__Task__
From the entries below, copy every line where the string "BHUBANESWAR" appears.

### Material for this exercise ###

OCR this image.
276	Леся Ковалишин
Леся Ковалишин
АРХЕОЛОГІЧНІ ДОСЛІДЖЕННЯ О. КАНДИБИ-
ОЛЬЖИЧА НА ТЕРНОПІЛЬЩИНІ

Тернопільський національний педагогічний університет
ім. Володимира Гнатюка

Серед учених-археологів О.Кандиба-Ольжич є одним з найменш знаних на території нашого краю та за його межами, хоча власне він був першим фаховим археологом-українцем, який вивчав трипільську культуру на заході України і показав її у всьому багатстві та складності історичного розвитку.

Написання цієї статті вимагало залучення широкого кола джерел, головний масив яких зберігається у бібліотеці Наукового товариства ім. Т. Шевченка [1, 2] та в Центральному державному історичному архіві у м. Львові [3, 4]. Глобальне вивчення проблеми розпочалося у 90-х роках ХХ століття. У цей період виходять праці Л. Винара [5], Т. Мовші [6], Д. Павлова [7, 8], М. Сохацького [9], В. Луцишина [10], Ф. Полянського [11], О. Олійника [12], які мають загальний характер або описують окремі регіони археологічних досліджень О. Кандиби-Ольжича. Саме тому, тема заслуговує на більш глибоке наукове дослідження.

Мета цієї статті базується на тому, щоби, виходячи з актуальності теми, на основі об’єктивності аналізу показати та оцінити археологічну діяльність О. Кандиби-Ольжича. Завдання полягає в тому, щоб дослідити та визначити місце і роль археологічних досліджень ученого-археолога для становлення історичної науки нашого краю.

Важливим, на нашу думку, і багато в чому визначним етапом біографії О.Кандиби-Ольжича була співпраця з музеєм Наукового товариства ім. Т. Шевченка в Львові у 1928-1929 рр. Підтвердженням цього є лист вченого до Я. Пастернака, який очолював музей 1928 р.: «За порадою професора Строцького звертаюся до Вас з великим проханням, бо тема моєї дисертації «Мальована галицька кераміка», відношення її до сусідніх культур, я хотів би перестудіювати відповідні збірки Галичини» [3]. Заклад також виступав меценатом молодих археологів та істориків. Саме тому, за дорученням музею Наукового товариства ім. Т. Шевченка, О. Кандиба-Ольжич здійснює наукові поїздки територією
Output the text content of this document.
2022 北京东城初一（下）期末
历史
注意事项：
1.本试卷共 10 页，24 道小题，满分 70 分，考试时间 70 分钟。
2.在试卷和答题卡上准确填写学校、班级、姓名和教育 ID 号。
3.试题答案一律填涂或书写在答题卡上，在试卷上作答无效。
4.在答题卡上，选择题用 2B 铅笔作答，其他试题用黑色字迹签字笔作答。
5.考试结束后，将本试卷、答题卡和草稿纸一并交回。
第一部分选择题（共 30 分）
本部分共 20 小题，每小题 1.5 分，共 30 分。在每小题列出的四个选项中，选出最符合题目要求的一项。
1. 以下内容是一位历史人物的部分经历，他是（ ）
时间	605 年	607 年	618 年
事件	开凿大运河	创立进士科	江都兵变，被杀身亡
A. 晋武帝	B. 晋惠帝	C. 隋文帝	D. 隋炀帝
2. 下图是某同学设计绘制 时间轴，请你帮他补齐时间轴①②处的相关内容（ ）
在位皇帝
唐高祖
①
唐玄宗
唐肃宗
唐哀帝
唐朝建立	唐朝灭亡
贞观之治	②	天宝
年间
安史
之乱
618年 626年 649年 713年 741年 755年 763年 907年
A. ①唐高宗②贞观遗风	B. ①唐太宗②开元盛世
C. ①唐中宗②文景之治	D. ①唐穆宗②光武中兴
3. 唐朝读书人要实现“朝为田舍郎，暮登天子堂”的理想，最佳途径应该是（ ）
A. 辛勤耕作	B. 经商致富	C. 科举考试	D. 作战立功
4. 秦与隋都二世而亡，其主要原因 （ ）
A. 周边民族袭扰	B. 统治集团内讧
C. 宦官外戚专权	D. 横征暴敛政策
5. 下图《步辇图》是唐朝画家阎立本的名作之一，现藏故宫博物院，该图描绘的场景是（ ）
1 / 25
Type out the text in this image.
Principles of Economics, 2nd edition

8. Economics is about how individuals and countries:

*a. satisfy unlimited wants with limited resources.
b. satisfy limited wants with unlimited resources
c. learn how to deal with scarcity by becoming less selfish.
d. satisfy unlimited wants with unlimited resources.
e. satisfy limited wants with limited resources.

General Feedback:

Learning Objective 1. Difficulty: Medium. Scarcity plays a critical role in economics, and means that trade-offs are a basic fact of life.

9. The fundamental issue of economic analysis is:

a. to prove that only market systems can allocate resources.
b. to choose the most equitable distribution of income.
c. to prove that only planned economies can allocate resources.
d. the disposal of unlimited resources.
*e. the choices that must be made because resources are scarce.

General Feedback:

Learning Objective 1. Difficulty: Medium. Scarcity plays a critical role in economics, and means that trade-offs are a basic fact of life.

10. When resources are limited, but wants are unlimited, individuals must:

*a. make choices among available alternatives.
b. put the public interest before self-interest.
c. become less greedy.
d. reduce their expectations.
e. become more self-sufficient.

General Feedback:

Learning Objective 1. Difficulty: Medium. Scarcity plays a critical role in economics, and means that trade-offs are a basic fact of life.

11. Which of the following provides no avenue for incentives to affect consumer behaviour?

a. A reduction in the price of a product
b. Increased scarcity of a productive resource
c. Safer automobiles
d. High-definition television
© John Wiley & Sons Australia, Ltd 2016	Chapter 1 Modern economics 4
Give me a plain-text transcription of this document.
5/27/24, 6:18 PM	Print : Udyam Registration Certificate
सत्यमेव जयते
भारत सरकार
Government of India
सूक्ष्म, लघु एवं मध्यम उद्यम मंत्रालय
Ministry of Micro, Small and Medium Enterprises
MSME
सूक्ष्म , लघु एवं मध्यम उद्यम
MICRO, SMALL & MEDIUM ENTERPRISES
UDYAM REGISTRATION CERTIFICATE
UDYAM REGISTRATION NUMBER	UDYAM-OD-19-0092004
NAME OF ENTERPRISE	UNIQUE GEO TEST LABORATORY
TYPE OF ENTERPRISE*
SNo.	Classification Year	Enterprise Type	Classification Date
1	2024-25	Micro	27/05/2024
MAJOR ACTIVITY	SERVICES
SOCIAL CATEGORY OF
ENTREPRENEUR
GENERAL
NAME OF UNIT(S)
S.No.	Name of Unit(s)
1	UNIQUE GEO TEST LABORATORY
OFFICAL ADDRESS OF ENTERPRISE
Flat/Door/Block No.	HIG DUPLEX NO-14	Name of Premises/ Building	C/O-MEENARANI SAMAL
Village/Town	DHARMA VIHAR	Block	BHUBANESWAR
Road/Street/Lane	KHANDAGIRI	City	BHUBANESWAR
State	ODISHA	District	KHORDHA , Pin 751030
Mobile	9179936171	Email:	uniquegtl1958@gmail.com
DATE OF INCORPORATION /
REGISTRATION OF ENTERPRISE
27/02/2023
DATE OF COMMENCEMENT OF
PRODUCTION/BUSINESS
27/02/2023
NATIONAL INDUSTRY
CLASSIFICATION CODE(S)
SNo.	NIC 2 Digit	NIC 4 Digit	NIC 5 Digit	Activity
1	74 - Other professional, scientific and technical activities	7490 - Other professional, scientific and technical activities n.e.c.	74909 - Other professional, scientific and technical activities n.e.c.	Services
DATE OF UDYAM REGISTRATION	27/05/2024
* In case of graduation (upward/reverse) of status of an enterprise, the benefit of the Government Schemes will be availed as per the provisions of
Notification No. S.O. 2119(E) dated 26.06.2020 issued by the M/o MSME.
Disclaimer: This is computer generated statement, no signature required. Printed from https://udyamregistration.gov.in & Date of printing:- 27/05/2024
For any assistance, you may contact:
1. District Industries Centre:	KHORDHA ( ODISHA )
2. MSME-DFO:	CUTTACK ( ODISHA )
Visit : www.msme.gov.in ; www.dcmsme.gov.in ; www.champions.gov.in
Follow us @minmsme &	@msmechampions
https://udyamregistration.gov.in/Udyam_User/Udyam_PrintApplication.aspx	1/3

###

__Written reply__
Village/Town	DHARMA VIHAR	Block	BHUBANESWAR
Road/Street/Lane	KHANDAGIRI	City	BHUBANESWAR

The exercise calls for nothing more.